• [YOUR GOAL] Leave out the pictures and copy the remaining records exactly.

━━ MATERIAL TO PROCESS

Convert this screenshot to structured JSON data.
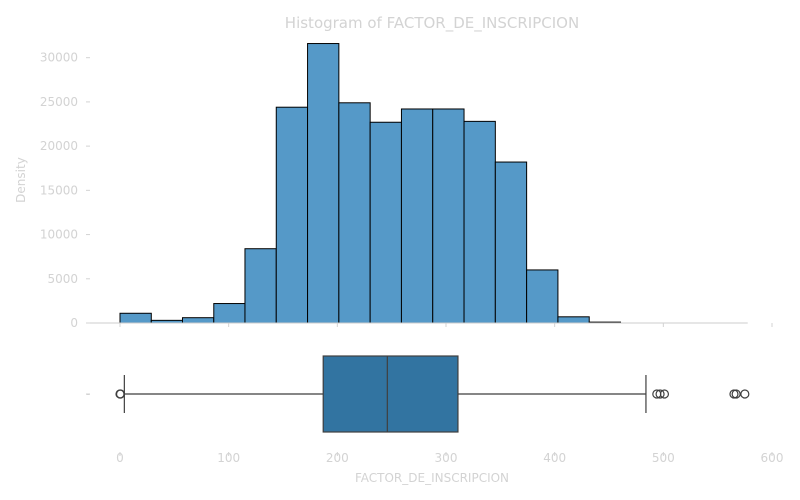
{
  "chart_data": {
    "type": "histogram+box",
    "title": "Histogram of FACTOR_DE_INSCRIPCION",
    "xlabel": "FACTOR_DE_INSCRIPCION",
    "ylabel": "Density",
    "xlim": [
      0,
      600
    ],
    "ylim": [
      0,
      32000
    ],
    "xticks": [
      0,
      100,
      200,
      300,
      400,
      500,
      600
    ],
    "yticks": [
      0,
      5000,
      10000,
      15000,
      20000,
      25000,
      30000
    ],
    "histogram": {
      "bin_edges": [
        0,
        28.8,
        57.5,
        86.3,
        115,
        143.8,
        172.6,
        201.4,
        230.2,
        259,
        287.8,
        316.6,
        345.4,
        374.2,
        403,
        431.8,
        460.6,
        489.4,
        518.2,
        547,
        575.8
      ],
      "counts": [
        1100,
        300,
        600,
        2200,
        8400,
        24400,
        31600,
        24900,
        22700,
        24200,
        24200,
        22800,
        18200,
        6000,
        700,
        100,
        0,
        0,
        0,
        0
      ],
      "color": "#5599c8",
      "edgecolor": "#000000"
    },
    "boxplot": {
      "ytick_label": "-",
      "whisker_low": 4,
      "q1": 187,
      "median": 246,
      "q3": 311,
      "whisker_high": 484,
      "outliers": [
        0,
        0.5,
        494,
        497,
        501,
        565,
        567,
        575
      ],
      "color": "#3274a1",
      "line_color": "#3f3f3f"
    }
  }
}
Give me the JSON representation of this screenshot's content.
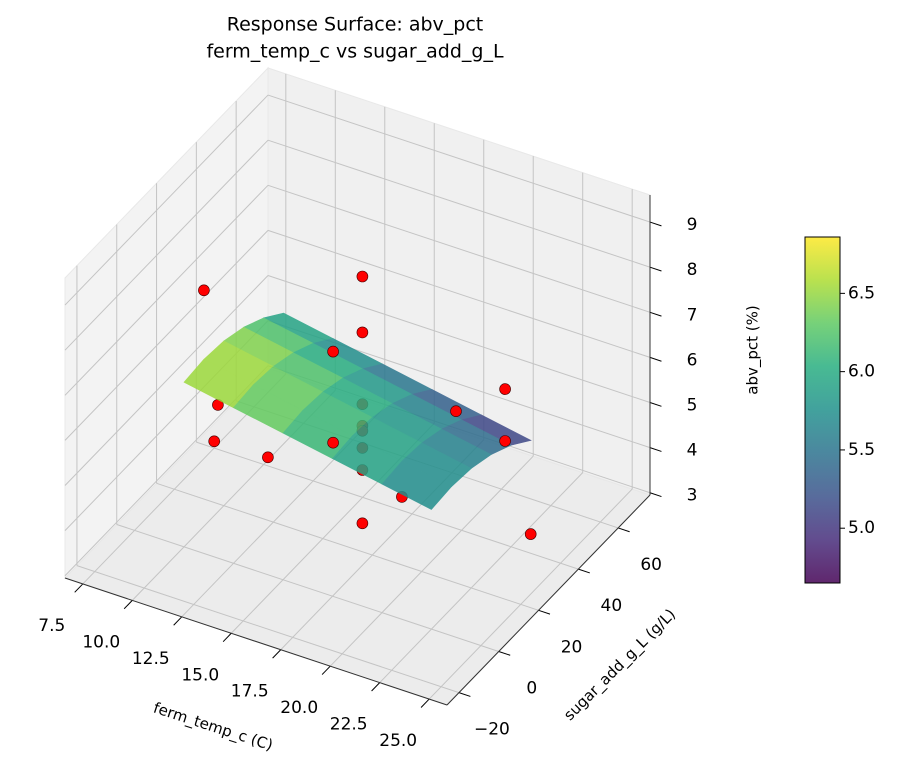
{
  "chart_data": {
    "type": "surface3d",
    "title": "Response Surface: abv_pct",
    "subtitle": "ferm_temp_c vs sugar_add_g_L",
    "xlabel": "ferm_temp_c (C)",
    "ylabel": "sugar_add_g_L (g/L)",
    "zlabel": "abv_pct (%)",
    "xlim": [
      6.6,
      25.9
    ],
    "ylim": [
      -26,
      76
    ],
    "zlim": [
      2.95,
      9.6
    ],
    "xticks": [
      7.5,
      {
        "value": 10,
        "label": "10.0"
      },
      12.5,
      {
        "value": 15,
        "label": "15.0"
      },
      17.5,
      {
        "value": 20,
        "label": "20.0"
      },
      22.5,
      {
        "value": 25,
        "label": "25.0"
      }
    ],
    "yticks": [
      {
        "value": -20,
        "label": "−20"
      },
      0,
      20,
      40,
      60
    ],
    "zticks": [
      3,
      4,
      5,
      6,
      7,
      8,
      9
    ],
    "grid": true,
    "surface": {
      "cmap": "viridis",
      "alpha": 0.85,
      "x": [
        10,
        12.5,
        15,
        17.5,
        20,
        22.5
      ],
      "y": [
        0,
        10,
        20,
        30,
        40,
        50
      ],
      "z": [
        [
          6.6,
          6.4,
          6.2,
          6.0,
          5.8,
          5.6
        ],
        [
          6.65,
          6.45,
          6.25,
          6.05,
          5.85,
          5.65
        ],
        [
          6.6,
          6.4,
          6.2,
          6.0,
          5.8,
          5.6
        ],
        [
          6.45,
          6.25,
          6.05,
          5.85,
          5.65,
          5.45
        ],
        [
          6.2,
          6.0,
          5.8,
          5.6,
          5.4,
          5.2
        ],
        [
          5.85,
          5.65,
          5.45,
          5.25,
          5.05,
          4.85
        ]
      ]
    },
    "points": {
      "color": "#ff0000",
      "x": [
        10,
        10,
        7.5,
        16.25,
        12,
        16.5,
        16.5,
        16.5,
        16.5,
        16.5,
        16.5,
        16.5,
        16.5,
        20,
        16.5,
        22.2,
        22.2,
        25,
        12
      ],
      "y": [
        10,
        17,
        40,
        -20,
        55,
        25,
        25,
        25,
        25,
        25,
        25,
        25,
        25,
        10,
        72,
        40,
        40,
        25,
        55
      ],
      "z": [
        8.18,
        5.32,
        3.1,
        6.76,
        5.06,
        8.75,
        7.51,
        5.92,
        5.44,
        5.33,
        4.95,
        4.46,
        3.28,
        5.06,
        3.62,
        6.4,
        5.25,
        4.28,
        3.04
      ]
    },
    "colorbar": {
      "lim": [
        4.65,
        6.86
      ],
      "ticks": [
        {
          "value": 5,
          "label": "5.0"
        },
        5.5,
        {
          "value": 6,
          "label": "6.0"
        },
        6.5
      ]
    }
  }
}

━━━━

• [OUTPUT OF THE TASK]
Convert this screenshot to structured JSON data.
{
  "chart_data": {
    "type": "histogram+box",
    "title": "Histogram of FACTOR_DE_INSCRIPCION",
    "xlabel": "FACTOR_DE_INSCRIPCION",
    "ylabel": "Density",
    "xlim": [
      0,
      600
    ],
    "ylim": [
      0,
      32000
    ],
    "xticks": [
      0,
      100,
      200,
      300,
      400,
      500,
      600
    ],
    "yticks": [
      0,
      5000,
      10000,
      15000,
      20000,
      25000,
      30000
    ],
    "histogram": {
      "bin_edges": [
        0,
        28.8,
        57.5,
        86.3,
        115,
        143.8,
        172.6,
        201.4,
        230.2,
        259,
        287.8,
        316.6,
        345.4,
        374.2,
        403,
        431.8,
        460.6,
        489.4,
        518.2,
        547,
        575.8
      ],
      "counts": [
        1100,
        300,
        600,
        2200,
        8400,
        24400,
        31600,
        24900,
        22700,
        24200,
        24200,
        22800,
        18200,
        6000,
        700,
        100,
        0,
        0,
        0,
        0
      ],
      "color": "#5599c8",
      "edgecolor": "#000000"
    },
    "boxplot": {
      "ytick_label": "-",
      "whisker_low": 4,
      "q1": 187,
      "median": 246,
      "q3": 311,
      "whisker_high": 484,
      "outliers": [
        0,
        0.5,
        494,
        497,
        501,
        565,
        567,
        575
      ],
      "color": "#3274a1",
      "line_color": "#3f3f3f"
    }
  }
}
Give me the JSON representation of this screenshot's content.
{
  "chart_data": {
    "type": "surface3d",
    "title": "Response Surface: abv_pct",
    "subtitle": "ferm_temp_c vs sugar_add_g_L",
    "xlabel": "ferm_temp_c (C)",
    "ylabel": "sugar_add_g_L (g/L)",
    "zlabel": "abv_pct (%)",
    "xlim": [
      6.6,
      25.9
    ],
    "ylim": [
      -26,
      76
    ],
    "zlim": [
      2.95,
      9.6
    ],
    "xticks": [
      7.5,
      {
        "value": 10,
        "label": "10.0"
      },
      12.5,
      {
        "value": 15,
        "label": "15.0"
      },
      17.5,
      {
        "value": 20,
        "label": "20.0"
      },
      22.5,
      {
        "value": 25,
        "label": "25.0"
      }
    ],
    "yticks": [
      {
        "value": -20,
        "label": "−20"
      },
      0,
      20,
      40,
      60
    ],
    "zticks": [
      3,
      4,
      5,
      6,
      7,
      8,
      9
    ],
    "grid": true,
    "surface": {
      "cmap": "viridis",
      "alpha": 0.85,
      "x": [
        10,
        12.5,
        15,
        17.5,
        20,
        22.5
      ],
      "y": [
        0,
        10,
        20,
        30,
        40,
        50
      ],
      "z": [
        [
          6.6,
          6.4,
          6.2,
          6.0,
          5.8,
          5.6
        ],
        [
          6.65,
          6.45,
          6.25,
          6.05,
          5.85,
          5.65
        ],
        [
          6.6,
          6.4,
          6.2,
          6.0,
          5.8,
          5.6
        ],
        [
          6.45,
          6.25,
          6.05,
          5.85,
          5.65,
          5.45
        ],
        [
          6.2,
          6.0,
          5.8,
          5.6,
          5.4,
          5.2
        ],
        [
          5.85,
          5.65,
          5.45,
          5.25,
          5.05,
          4.85
        ]
      ]
    },
    "points": {
      "color": "#ff0000",
      "x": [
        10,
        10,
        7.5,
        16.25,
        12,
        16.5,
        16.5,
        16.5,
        16.5,
        16.5,
        16.5,
        16.5,
        16.5,
        20,
        16.5,
        22.2,
        22.2,
        25,
        12
      ],
      "y": [
        10,
        17,
        40,
        -20,
        55,
        25,
        25,
        25,
        25,
        25,
        25,
        25,
        25,
        10,
        72,
        40,
        40,
        25,
        55
      ],
      "z": [
        8.18,
        5.32,
        3.1,
        6.76,
        5.06,
        8.75,
        7.51,
        5.92,
        5.44,
        5.33,
        4.95,
        4.46,
        3.28,
        5.06,
        3.62,
        6.4,
        5.25,
        4.28,
        3.04
      ]
    },
    "colorbar": {
      "lim": [
        4.65,
        6.86
      ],
      "ticks": [
        {
          "value": 5,
          "label": "5.0"
        },
        5.5,
        {
          "value": 6,
          "label": "6.0"
        },
        6.5
      ]
    }
  }
}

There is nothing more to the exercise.